[Begin Materials provided]

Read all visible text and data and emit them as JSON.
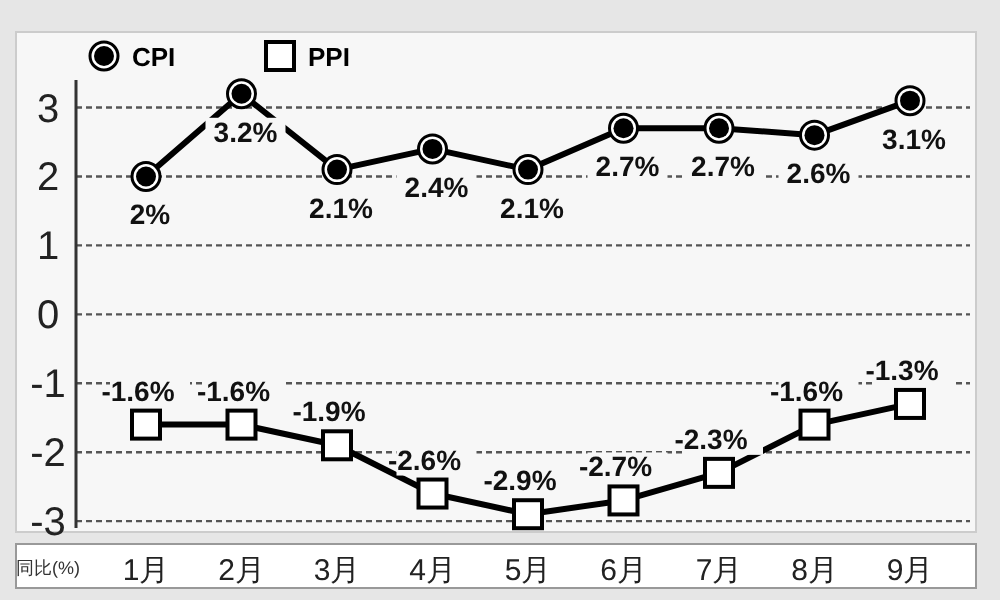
{
  "chart_data": {
    "type": "line",
    "ylabel": "同比(%)",
    "categories": [
      "1月",
      "2月",
      "3月",
      "4月",
      "5月",
      "6月",
      "7月",
      "8月",
      "9月"
    ],
    "ylim": [
      -3.1,
      3.4
    ],
    "yticks": [
      -3,
      -2,
      -1,
      0,
      1,
      2,
      3
    ],
    "grid": "y",
    "legend": "top left",
    "line_style": "solid",
    "series": [
      {
        "name": "CPI",
        "color": "#000000",
        "marker": "circle",
        "values": [
          2,
          3.2,
          2.1,
          2.4,
          2.1,
          2.7,
          2.7,
          2.6,
          3.1
        ],
        "value_labels": [
          "2%",
          "3.2%",
          "2.1%",
          "2.4%",
          "2.1%",
          "2.7%",
          "2.7%",
          "2.6%",
          "3.1%"
        ]
      },
      {
        "name": "PPI",
        "color": "#000000",
        "marker": "square",
        "values": [
          -1.6,
          -1.6,
          -1.9,
          -2.6,
          -2.9,
          -2.7,
          -2.3,
          -1.6,
          -1.3
        ],
        "value_labels": [
          "-1.6%",
          "-1.6%",
          "-1.9%",
          "-2.6%",
          "-2.9%",
          "-2.7%",
          "-2.3%",
          "-1.6%",
          "-1.3%"
        ]
      }
    ]
  }
}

[End Materials provided]

## Exercise requirements
Print out the material word for word, omitting the pictures.

## Exercise response
Read all visible text and data and emit them as JSON.
{
  "chart_data": {
    "type": "line",
    "ylabel": "同比(%)",
    "categories": [
      "1月",
      "2月",
      "3月",
      "4月",
      "5月",
      "6月",
      "7月",
      "8月",
      "9月"
    ],
    "ylim": [
      -3.1,
      3.4
    ],
    "yticks": [
      -3,
      -2,
      -1,
      0,
      1,
      2,
      3
    ],
    "grid": "y",
    "legend": "top left",
    "line_style": "solid",
    "series": [
      {
        "name": "CPI",
        "color": "#000000",
        "marker": "circle",
        "values": [
          2,
          3.2,
          2.1,
          2.4,
          2.1,
          2.7,
          2.7,
          2.6,
          3.1
        ],
        "value_labels": [
          "2%",
          "3.2%",
          "2.1%",
          "2.4%",
          "2.1%",
          "2.7%",
          "2.7%",
          "2.6%",
          "3.1%"
        ]
      },
      {
        "name": "PPI",
        "color": "#000000",
        "marker": "square",
        "values": [
          -1.6,
          -1.6,
          -1.9,
          -2.6,
          -2.9,
          -2.7,
          -2.3,
          -1.6,
          -1.3
        ],
        "value_labels": [
          "-1.6%",
          "-1.6%",
          "-1.9%",
          "-2.6%",
          "-2.9%",
          "-2.7%",
          "-2.3%",
          "-1.6%",
          "-1.3%"
        ]
      }
    ]
  }
}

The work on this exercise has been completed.